(Collection entries)
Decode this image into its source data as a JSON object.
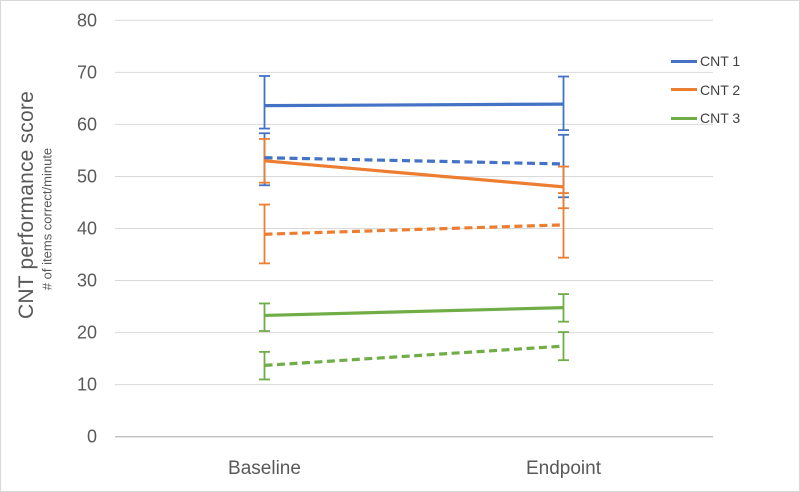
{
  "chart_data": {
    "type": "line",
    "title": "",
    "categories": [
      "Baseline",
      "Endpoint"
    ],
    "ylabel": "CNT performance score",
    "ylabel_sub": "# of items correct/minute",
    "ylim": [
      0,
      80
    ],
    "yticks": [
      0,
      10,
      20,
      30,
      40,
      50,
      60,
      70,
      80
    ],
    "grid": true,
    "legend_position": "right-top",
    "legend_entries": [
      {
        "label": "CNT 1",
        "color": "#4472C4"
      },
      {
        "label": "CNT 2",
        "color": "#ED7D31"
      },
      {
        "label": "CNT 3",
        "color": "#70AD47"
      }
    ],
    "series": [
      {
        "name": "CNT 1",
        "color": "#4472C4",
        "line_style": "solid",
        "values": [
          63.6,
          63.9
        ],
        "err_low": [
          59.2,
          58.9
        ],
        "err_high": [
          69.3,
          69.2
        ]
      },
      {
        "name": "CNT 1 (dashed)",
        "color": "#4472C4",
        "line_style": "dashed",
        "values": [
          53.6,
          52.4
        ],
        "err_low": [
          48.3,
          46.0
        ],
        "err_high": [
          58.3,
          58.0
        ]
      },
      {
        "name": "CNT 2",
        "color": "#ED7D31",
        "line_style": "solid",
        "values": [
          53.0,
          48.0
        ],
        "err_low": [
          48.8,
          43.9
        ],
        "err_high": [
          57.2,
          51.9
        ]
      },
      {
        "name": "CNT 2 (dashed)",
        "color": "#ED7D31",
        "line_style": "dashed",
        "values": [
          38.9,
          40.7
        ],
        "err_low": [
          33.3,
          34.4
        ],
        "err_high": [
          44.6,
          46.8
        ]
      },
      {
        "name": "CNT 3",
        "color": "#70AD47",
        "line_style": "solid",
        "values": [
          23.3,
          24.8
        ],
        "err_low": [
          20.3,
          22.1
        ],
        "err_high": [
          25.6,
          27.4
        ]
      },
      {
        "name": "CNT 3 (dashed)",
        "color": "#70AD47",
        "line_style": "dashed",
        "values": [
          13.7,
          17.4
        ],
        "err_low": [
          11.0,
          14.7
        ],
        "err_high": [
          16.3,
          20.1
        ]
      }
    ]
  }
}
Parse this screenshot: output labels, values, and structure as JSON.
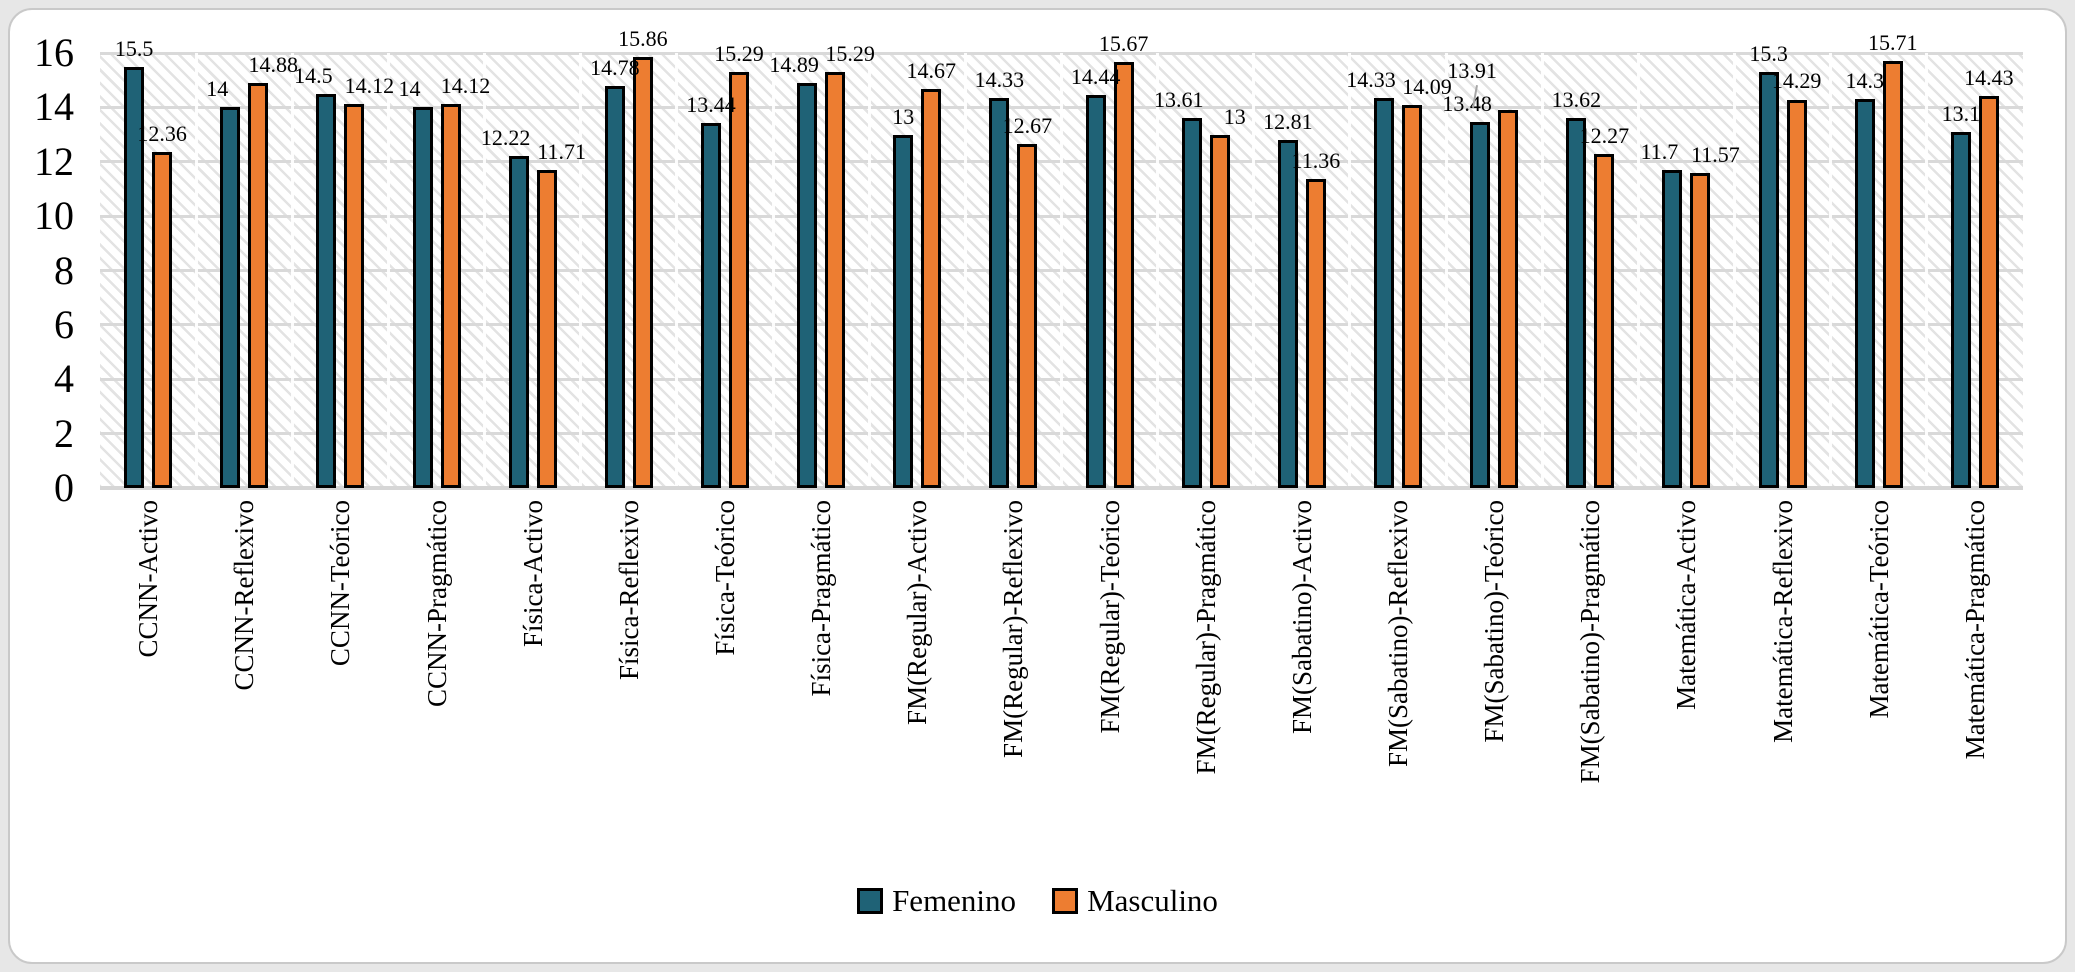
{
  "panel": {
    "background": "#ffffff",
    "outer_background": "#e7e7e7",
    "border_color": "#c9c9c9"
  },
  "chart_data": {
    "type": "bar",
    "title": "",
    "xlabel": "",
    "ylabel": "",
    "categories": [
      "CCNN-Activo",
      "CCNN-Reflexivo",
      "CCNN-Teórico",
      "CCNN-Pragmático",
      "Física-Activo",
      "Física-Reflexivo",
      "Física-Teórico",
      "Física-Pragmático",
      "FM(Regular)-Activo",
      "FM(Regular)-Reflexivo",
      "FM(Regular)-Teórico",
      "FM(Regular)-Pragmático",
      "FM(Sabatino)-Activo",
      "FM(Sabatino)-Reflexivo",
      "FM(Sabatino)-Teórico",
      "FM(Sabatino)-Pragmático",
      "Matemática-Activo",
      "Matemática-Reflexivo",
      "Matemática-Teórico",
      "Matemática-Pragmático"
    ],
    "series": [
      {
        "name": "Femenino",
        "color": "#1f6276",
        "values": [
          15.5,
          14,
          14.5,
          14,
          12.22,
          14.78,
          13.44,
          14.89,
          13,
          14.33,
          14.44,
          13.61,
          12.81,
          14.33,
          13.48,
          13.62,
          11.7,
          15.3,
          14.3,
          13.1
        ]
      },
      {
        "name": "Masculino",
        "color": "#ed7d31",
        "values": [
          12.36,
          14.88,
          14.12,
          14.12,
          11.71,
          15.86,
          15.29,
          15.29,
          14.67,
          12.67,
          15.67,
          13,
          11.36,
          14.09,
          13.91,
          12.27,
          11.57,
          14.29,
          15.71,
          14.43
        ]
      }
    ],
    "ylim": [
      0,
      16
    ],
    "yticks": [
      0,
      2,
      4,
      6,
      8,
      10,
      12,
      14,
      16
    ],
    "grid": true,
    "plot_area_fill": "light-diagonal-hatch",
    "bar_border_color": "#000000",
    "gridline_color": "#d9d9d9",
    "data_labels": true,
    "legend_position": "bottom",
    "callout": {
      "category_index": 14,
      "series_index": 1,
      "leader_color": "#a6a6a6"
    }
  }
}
---
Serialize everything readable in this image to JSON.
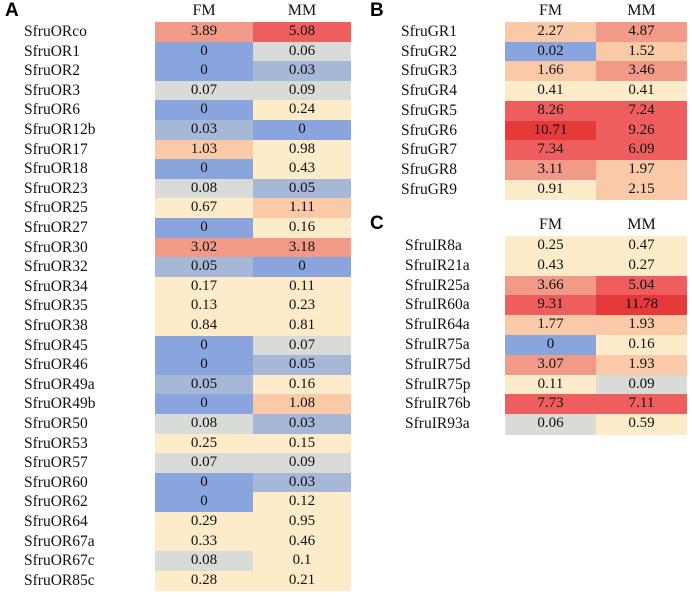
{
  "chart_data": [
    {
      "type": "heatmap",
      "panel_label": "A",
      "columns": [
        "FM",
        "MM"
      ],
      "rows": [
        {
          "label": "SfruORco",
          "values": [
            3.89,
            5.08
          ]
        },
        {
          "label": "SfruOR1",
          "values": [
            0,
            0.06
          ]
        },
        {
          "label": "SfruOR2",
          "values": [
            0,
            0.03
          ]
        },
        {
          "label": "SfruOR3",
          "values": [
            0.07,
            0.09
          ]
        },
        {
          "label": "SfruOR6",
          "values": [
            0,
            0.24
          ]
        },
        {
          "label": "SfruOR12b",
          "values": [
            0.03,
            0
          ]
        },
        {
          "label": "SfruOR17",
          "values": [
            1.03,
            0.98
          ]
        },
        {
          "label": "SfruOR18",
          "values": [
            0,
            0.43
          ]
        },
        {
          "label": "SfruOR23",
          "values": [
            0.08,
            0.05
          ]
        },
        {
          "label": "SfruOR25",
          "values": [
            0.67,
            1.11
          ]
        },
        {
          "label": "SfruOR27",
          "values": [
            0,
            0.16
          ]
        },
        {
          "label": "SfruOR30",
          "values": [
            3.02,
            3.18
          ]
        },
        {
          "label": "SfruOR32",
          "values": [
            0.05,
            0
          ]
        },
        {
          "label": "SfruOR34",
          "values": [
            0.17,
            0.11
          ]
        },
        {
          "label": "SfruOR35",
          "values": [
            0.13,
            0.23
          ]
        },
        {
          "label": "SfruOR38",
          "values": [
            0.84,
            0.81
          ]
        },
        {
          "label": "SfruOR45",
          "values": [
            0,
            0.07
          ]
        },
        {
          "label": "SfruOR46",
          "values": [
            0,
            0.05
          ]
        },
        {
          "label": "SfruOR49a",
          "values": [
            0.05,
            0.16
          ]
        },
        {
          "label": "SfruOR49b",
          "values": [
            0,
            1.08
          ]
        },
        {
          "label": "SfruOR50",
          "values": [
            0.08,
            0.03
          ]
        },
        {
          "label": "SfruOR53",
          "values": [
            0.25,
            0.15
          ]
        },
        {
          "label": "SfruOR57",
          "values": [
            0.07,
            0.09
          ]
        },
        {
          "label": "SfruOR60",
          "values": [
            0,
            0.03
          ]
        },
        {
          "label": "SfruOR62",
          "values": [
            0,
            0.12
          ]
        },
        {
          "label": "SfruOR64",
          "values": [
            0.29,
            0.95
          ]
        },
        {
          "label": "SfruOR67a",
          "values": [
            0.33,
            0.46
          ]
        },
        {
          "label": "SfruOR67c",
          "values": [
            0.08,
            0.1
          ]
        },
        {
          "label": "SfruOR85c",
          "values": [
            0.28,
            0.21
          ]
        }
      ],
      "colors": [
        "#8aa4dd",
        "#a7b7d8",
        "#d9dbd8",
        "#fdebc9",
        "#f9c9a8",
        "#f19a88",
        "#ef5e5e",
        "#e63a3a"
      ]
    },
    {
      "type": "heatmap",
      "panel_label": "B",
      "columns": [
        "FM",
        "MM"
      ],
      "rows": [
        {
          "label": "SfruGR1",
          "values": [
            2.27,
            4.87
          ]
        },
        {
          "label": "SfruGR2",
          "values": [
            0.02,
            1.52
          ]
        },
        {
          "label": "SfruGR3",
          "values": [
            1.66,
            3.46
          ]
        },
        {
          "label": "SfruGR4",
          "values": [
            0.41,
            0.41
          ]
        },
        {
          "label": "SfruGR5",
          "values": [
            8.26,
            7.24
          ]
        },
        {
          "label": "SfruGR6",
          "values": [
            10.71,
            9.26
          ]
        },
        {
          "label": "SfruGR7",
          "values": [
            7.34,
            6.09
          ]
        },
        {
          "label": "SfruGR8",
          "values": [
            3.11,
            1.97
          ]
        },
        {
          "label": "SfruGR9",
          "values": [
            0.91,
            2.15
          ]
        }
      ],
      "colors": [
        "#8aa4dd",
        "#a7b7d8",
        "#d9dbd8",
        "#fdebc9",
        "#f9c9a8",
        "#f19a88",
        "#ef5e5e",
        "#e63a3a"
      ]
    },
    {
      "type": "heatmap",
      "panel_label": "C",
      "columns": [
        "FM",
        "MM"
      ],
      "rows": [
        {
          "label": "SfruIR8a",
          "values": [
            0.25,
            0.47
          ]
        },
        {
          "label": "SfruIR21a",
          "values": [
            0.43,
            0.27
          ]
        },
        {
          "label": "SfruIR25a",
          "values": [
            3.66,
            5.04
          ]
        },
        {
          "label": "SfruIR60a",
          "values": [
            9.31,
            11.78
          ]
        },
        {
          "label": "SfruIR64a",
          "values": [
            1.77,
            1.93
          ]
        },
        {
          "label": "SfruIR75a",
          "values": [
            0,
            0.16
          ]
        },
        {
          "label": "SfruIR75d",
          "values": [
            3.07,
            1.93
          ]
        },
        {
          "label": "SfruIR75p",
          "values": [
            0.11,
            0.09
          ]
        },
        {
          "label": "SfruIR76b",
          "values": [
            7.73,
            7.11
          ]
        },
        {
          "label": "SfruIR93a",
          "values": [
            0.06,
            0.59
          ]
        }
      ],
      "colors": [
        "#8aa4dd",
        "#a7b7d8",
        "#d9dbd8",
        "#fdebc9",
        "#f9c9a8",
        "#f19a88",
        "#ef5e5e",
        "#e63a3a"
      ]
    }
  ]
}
--
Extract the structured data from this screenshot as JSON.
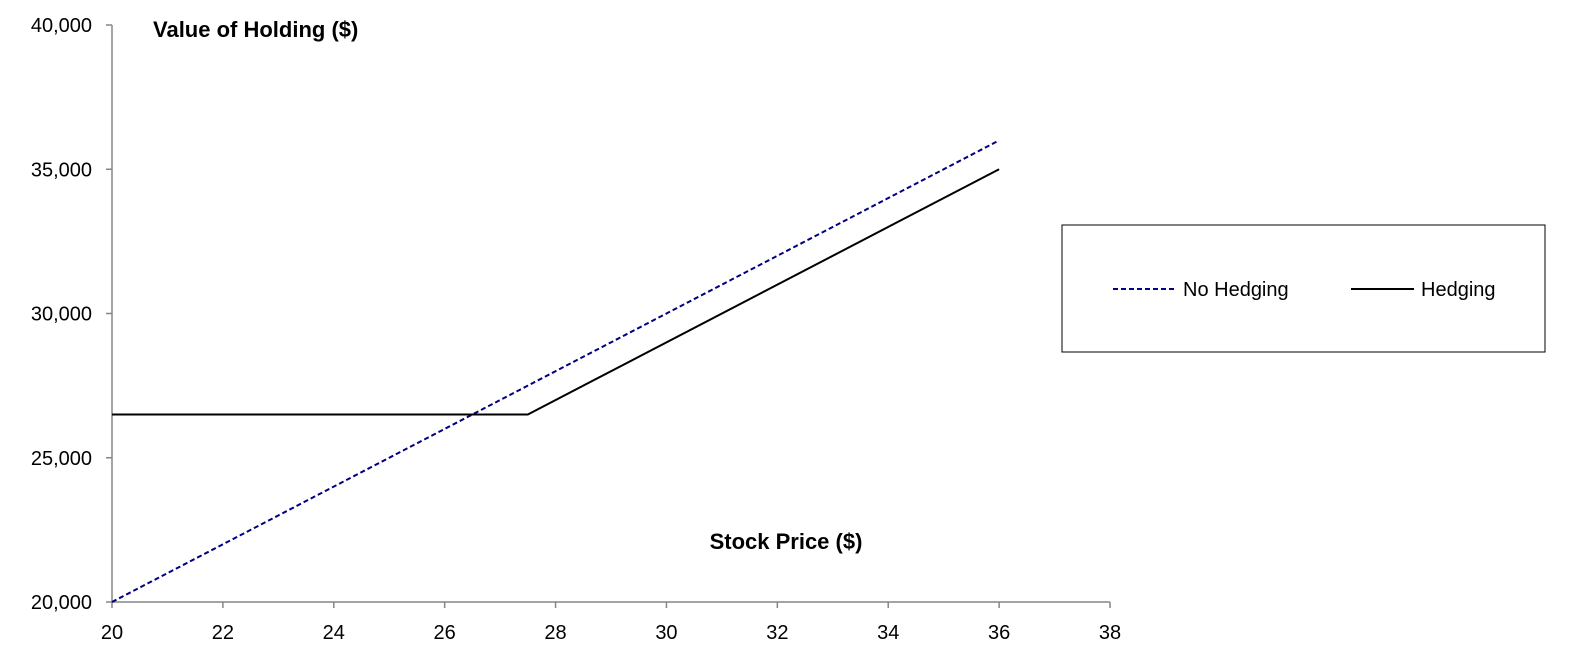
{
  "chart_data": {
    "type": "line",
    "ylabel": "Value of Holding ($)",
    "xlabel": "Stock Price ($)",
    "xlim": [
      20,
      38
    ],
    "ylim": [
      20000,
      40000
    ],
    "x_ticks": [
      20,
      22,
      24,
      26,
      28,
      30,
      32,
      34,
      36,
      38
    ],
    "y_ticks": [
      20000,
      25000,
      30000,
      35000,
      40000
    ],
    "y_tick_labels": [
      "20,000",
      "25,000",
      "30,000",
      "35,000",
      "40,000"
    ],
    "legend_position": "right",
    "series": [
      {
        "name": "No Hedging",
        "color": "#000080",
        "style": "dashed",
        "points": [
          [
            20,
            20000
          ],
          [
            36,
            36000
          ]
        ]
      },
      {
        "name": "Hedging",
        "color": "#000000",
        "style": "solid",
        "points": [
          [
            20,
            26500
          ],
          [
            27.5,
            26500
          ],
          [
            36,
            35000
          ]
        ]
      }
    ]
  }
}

OBJECTIVE: Consider the entries above and return each line with the string "dashed".

THE ANSWER:
        "name": "CNT 1 (dashed)",
        "line_style": "dashed",
        "name": "CNT 2 (dashed)",
        "line_style": "dashed",
        "name": "CNT 3 (dashed)",
        "line_style": "dashed",
        "style": "dashed",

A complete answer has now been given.